Set down all of the data exactly as it appears.

Dataset items:
========================================================================

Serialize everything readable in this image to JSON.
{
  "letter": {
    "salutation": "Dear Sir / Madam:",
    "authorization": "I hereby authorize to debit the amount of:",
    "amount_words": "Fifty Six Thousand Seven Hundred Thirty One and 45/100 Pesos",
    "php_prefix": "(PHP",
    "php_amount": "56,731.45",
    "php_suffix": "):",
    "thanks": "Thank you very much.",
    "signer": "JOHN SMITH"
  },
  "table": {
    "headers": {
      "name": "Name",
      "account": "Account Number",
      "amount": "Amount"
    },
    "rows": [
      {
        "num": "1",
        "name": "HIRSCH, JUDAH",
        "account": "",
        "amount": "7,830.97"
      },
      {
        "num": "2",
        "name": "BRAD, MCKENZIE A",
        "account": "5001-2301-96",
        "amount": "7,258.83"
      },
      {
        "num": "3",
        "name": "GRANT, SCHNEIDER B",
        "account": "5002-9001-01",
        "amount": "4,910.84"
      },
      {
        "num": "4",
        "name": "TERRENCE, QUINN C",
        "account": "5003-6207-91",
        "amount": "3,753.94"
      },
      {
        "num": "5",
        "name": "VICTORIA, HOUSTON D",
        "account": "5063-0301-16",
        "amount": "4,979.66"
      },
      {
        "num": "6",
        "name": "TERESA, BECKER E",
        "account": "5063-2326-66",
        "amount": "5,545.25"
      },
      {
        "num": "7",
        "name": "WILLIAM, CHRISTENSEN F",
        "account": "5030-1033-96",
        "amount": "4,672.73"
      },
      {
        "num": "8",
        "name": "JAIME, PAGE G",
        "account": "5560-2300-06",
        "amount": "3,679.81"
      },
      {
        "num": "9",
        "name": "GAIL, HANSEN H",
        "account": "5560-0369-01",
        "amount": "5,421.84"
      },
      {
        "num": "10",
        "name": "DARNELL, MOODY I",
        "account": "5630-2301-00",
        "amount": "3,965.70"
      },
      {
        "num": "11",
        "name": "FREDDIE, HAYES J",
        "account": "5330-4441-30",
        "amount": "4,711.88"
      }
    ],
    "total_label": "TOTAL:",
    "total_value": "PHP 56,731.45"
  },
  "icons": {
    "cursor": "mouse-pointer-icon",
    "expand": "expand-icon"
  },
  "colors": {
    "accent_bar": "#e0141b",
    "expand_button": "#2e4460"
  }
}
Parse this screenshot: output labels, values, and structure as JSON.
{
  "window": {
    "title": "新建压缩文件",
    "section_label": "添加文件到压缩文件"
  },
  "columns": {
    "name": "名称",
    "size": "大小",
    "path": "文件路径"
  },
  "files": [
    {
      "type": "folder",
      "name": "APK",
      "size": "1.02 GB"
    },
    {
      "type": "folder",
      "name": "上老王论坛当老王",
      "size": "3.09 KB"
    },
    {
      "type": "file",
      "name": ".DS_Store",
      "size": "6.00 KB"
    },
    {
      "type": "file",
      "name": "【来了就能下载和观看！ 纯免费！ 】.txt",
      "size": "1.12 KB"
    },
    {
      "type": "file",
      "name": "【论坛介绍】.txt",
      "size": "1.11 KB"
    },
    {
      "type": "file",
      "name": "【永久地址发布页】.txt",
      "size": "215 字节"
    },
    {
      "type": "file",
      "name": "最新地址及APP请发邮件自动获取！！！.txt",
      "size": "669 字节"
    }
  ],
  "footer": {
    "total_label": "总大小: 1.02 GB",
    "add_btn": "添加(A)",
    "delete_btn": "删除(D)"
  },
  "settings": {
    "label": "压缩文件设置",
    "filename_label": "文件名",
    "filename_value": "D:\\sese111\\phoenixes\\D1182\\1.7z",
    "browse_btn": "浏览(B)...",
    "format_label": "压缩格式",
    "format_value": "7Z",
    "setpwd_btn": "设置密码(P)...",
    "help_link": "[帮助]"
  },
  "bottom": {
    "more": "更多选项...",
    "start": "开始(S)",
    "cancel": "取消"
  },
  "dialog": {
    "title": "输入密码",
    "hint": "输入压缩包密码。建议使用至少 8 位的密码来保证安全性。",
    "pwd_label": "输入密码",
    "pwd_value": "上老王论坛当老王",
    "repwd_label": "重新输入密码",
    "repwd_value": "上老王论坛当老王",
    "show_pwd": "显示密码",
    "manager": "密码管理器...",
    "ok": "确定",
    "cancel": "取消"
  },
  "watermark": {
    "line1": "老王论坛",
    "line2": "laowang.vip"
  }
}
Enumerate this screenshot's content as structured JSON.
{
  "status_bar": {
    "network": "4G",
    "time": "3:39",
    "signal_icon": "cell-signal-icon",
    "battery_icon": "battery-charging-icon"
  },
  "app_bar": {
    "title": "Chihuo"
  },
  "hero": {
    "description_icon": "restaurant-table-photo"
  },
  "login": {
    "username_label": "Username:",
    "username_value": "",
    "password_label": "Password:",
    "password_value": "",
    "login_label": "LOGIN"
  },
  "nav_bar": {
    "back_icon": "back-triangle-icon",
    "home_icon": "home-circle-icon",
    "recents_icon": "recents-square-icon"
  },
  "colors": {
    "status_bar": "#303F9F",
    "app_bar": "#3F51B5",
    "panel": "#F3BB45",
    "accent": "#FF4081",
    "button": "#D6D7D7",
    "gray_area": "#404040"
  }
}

========================================================================

[TASK SOLUTION]
Serialize everything readable in this image to JSON.
{
  "letter": {
    "salutation": "Dear Sir / Madam:",
    "authorization": "I hereby authorize to debit the amount of:",
    "amount_words": "Fifty Six Thousand Seven Hundred Thirty One and 45/100 Pesos",
    "php_prefix": "(PHP",
    "php_amount": "56,731.45",
    "php_suffix": "):",
    "thanks": "Thank you very much.",
    "signer": "JOHN SMITH"
  },
  "table": {
    "headers": {
      "name": "Name",
      "account": "Account Number",
      "amount": "Amount"
    },
    "rows": [
      {
        "num": "1",
        "name": "HIRSCH, JUDAH",
        "account": "",
        "amount": "7,830.97"
      },
      {
        "num": "2",
        "name": "BRAD, MCKENZIE A",
        "account": "5001-2301-96",
        "amount": "7,258.83"
      },
      {
        "num": "3",
        "name": "GRANT, SCHNEIDER B",
        "account": "5002-9001-01",
        "amount": "4,910.84"
      },
      {
        "num": "4",
        "name": "TERRENCE, QUINN C",
        "account": "5003-6207-91",
        "amount": "3,753.94"
      },
      {
        "num": "5",
        "name": "VICTORIA, HOUSTON D",
        "account": "5063-0301-16",
        "amount": "4,979.66"
      },
      {
        "num": "6",
        "name": "TERESA, BECKER E",
        "account": "5063-2326-66",
        "amount": "5,545.25"
      },
      {
        "num": "7",
        "name": "WILLIAM, CHRISTENSEN F",
        "account": "5030-1033-96",
        "amount": "4,672.73"
      },
      {
        "num": "8",
        "name": "JAIME, PAGE G",
        "account": "5560-2300-06",
        "amount": "3,679.81"
      },
      {
        "num": "9",
        "name": "GAIL, HANSEN H",
        "account": "5560-0369-01",
        "amount": "5,421.84"
      },
      {
        "num": "10",
        "name": "DARNELL, MOODY I",
        "account": "5630-2301-00",
        "amount": "3,965.70"
      },
      {
        "num": "11",
        "name": "FREDDIE, HAYES J",
        "account": "5330-4441-30",
        "amount": "4,711.88"
      }
    ],
    "total_label": "TOTAL:",
    "total_value": "PHP 56,731.45"
  },
  "icons": {
    "cursor": "mouse-pointer-icon",
    "expand": "expand-icon"
  },
  "colors": {
    "accent_bar": "#e0141b",
    "expand_button": "#2e4460"
  }
}
Parse this screenshot: output labels, values, and structure as JSON.
{
  "window": {
    "title": "新建压缩文件",
    "section_label": "添加文件到压缩文件"
  },
  "columns": {
    "name": "名称",
    "size": "大小",
    "path": "文件路径"
  },
  "files": [
    {
      "type": "folder",
      "name": "APK",
      "size": "1.02 GB"
    },
    {
      "type": "folder",
      "name": "上老王论坛当老王",
      "size": "3.09 KB"
    },
    {
      "type": "file",
      "name": ".DS_Store",
      "size": "6.00 KB"
    },
    {
      "type": "file",
      "name": "【来了就能下载和观看！ 纯免费！ 】.txt",
      "size": "1.12 KB"
    },
    {
      "type": "file",
      "name": "【论坛介绍】.txt",
      "size": "1.11 KB"
    },
    {
      "type": "file",
      "name": "【永久地址发布页】.txt",
      "size": "215 字节"
    },
    {
      "type": "file",
      "name": "最新地址及APP请发邮件自动获取！！！.txt",
      "size": "669 字节"
    }
  ],
  "footer": {
    "total_label": "总大小: 1.02 GB",
    "add_btn": "添加(A)",
    "delete_btn": "删除(D)"
  },
  "settings": {
    "label": "压缩文件设置",
    "filename_label": "文件名",
    "filename_value": "D:\\sese111\\phoenixes\\D1182\\1.7z",
    "browse_btn": "浏览(B)...",
    "format_label": "压缩格式",
    "format_value": "7Z",
    "setpwd_btn": "设置密码(P)...",
    "help_link": "[帮助]"
  },
  "bottom": {
    "more": "更多选项...",
    "start": "开始(S)",
    "cancel": "取消"
  },
  "dialog": {
    "title": "输入密码",
    "hint": "输入压缩包密码。建议使用至少 8 位的密码来保证安全性。",
    "pwd_label": "输入密码",
    "pwd_value": "上老王论坛当老王",
    "repwd_label": "重新输入密码",
    "repwd_value": "上老王论坛当老王",
    "show_pwd": "显示密码",
    "manager": "密码管理器...",
    "ok": "确定",
    "cancel": "取消"
  },
  "watermark": {
    "line1": "老王论坛",
    "line2": "laowang.vip"
  }
}
Enumerate this screenshot's content as structured JSON.
{
  "status_bar": {
    "network": "4G",
    "time": "3:39",
    "signal_icon": "cell-signal-icon",
    "battery_icon": "battery-charging-icon"
  },
  "app_bar": {
    "title": "Chihuo"
  },
  "hero": {
    "description_icon": "restaurant-table-photo"
  },
  "login": {
    "username_label": "Username:",
    "username_value": "",
    "password_label": "Password:",
    "password_value": "",
    "login_label": "LOGIN"
  },
  "nav_bar": {
    "back_icon": "back-triangle-icon",
    "home_icon": "home-circle-icon",
    "recents_icon": "recents-square-icon"
  },
  "colors": {
    "status_bar": "#303F9F",
    "app_bar": "#3F51B5",
    "panel": "#F3BB45",
    "accent": "#FF4081",
    "button": "#D6D7D7",
    "gray_area": "#404040"
  }
}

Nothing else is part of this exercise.